--- BEGIN Data to process ---
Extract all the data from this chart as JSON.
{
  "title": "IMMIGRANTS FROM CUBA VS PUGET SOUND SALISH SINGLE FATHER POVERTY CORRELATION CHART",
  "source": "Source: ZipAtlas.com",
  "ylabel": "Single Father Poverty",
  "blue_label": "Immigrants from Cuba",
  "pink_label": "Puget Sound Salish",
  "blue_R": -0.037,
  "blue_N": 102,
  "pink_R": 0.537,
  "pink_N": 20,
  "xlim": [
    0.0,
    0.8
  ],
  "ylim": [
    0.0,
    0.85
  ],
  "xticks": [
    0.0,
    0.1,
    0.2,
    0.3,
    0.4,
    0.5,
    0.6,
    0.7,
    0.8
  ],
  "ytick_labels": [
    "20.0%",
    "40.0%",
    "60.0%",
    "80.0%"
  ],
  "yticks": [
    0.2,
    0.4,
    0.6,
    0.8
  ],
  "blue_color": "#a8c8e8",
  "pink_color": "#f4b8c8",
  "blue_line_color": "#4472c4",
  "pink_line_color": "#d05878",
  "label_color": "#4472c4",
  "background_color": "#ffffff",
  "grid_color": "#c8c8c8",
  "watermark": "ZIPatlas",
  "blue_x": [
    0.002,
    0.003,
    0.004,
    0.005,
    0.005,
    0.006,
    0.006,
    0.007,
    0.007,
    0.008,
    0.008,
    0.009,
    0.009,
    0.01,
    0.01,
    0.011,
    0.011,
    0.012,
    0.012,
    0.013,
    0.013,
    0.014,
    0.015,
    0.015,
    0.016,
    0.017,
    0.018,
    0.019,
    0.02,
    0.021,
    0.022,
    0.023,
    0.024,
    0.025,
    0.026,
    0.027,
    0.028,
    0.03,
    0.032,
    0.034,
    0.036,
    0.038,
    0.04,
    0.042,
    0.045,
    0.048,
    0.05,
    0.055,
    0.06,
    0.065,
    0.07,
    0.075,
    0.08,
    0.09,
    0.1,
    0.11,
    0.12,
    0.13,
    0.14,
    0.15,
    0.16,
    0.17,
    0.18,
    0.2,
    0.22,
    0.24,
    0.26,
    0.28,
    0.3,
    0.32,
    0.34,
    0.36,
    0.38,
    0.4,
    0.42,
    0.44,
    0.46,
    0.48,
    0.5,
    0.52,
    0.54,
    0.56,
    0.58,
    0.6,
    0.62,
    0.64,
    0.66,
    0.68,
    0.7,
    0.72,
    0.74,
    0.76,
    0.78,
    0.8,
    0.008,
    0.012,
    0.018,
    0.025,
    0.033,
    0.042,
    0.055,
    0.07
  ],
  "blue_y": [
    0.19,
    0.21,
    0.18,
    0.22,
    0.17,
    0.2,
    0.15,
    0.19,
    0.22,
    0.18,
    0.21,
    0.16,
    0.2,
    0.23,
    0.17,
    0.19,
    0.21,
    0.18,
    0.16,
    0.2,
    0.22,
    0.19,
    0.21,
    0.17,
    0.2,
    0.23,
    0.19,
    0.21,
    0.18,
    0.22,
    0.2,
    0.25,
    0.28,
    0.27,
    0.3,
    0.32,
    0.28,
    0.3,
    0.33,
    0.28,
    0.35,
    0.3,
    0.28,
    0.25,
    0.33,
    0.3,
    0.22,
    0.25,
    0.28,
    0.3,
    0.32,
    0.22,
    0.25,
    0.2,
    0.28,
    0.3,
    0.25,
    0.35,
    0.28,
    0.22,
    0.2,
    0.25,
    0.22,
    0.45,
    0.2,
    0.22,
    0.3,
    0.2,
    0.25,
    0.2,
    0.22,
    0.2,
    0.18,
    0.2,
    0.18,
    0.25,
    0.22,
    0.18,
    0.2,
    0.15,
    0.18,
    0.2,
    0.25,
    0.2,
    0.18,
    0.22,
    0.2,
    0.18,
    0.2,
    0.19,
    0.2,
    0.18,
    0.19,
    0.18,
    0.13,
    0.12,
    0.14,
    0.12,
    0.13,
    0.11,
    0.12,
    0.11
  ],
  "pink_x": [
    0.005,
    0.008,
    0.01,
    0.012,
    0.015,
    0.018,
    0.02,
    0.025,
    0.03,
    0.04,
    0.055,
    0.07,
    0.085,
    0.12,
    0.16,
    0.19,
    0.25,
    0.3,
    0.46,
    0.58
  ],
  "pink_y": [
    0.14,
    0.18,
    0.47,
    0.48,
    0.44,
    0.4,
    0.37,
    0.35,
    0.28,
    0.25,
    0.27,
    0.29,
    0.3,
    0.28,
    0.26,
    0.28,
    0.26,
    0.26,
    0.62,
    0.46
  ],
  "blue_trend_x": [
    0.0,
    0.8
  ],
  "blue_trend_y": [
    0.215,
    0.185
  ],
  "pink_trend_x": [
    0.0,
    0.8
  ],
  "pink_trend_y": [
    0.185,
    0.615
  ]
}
--- END Data to process ---
--- BEGIN Data to process ---
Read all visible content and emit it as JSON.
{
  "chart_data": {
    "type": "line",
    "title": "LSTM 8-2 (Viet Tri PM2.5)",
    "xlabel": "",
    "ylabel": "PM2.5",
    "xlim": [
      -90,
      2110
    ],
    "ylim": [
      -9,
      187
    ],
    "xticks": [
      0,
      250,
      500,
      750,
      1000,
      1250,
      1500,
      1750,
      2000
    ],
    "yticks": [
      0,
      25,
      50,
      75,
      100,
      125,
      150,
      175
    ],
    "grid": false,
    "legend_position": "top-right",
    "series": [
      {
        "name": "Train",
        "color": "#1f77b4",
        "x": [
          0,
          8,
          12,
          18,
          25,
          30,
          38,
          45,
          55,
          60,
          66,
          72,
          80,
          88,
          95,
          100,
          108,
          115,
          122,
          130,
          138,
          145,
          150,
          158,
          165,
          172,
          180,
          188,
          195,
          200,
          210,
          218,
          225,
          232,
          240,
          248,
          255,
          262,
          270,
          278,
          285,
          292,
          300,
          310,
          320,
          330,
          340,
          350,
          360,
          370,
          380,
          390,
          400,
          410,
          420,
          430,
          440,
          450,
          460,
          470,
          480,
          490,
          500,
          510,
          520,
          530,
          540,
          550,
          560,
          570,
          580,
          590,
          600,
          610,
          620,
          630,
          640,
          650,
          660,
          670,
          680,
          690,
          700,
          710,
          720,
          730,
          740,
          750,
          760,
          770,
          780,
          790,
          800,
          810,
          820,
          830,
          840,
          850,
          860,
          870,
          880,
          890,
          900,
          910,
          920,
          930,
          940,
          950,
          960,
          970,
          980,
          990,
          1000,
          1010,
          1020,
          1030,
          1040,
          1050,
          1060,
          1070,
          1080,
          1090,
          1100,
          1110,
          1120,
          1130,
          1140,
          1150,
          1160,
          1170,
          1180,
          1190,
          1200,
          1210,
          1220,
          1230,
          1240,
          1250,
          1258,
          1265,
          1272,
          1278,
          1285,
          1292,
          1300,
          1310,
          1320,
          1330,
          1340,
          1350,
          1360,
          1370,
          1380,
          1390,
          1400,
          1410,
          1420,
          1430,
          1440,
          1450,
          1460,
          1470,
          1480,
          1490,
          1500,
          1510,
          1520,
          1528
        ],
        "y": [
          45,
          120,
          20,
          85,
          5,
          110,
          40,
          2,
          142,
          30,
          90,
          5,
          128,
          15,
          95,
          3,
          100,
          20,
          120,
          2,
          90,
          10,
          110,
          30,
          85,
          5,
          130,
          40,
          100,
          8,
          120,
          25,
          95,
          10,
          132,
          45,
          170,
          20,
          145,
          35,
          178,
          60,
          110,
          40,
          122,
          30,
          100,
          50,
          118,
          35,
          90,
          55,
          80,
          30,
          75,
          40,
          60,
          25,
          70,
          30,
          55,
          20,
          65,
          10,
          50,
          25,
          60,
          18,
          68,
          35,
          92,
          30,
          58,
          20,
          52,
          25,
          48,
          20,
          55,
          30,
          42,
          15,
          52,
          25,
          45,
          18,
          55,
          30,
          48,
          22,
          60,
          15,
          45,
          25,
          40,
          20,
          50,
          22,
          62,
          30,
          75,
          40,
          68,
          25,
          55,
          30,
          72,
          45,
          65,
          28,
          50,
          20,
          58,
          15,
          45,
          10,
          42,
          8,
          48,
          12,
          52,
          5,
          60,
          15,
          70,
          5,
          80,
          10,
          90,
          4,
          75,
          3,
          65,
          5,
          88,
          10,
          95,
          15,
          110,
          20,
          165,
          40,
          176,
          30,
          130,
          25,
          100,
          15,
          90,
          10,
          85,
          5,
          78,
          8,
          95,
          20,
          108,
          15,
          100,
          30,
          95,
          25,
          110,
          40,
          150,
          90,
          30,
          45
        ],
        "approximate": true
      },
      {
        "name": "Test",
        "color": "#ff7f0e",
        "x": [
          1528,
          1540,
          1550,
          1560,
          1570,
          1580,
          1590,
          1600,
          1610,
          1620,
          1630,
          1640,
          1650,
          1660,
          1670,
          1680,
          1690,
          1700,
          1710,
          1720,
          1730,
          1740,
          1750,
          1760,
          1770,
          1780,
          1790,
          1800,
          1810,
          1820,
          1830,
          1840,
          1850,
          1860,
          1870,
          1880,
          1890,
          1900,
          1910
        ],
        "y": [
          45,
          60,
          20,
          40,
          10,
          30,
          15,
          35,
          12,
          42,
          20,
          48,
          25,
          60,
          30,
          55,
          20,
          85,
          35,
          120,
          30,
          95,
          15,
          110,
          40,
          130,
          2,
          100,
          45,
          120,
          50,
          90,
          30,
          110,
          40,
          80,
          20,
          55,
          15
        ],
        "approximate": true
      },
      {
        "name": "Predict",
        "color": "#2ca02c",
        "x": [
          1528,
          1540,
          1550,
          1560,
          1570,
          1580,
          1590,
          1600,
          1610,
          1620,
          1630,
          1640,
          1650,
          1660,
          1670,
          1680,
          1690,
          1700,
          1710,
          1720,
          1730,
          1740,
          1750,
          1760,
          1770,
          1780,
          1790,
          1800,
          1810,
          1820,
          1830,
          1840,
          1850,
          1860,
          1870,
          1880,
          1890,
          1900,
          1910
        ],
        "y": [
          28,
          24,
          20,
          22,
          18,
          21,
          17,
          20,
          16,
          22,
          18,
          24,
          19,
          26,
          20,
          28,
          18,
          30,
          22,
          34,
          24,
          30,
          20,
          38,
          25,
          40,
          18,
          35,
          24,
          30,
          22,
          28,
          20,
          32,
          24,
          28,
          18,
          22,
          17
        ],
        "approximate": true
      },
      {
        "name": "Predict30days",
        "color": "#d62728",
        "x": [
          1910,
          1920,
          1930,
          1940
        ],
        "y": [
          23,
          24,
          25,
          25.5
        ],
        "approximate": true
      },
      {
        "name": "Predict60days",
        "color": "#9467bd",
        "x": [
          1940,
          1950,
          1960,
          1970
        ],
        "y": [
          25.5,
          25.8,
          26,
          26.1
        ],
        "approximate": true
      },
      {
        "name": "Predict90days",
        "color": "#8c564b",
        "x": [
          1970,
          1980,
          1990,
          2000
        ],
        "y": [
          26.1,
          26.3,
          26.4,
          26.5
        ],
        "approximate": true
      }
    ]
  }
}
--- END Data to process ---
● What you will do
Copy every line above in which the string "ylabel" shows up.

● Task output
  "ylabel": "Single Father Poverty",
    "ylabel": "PM2.5",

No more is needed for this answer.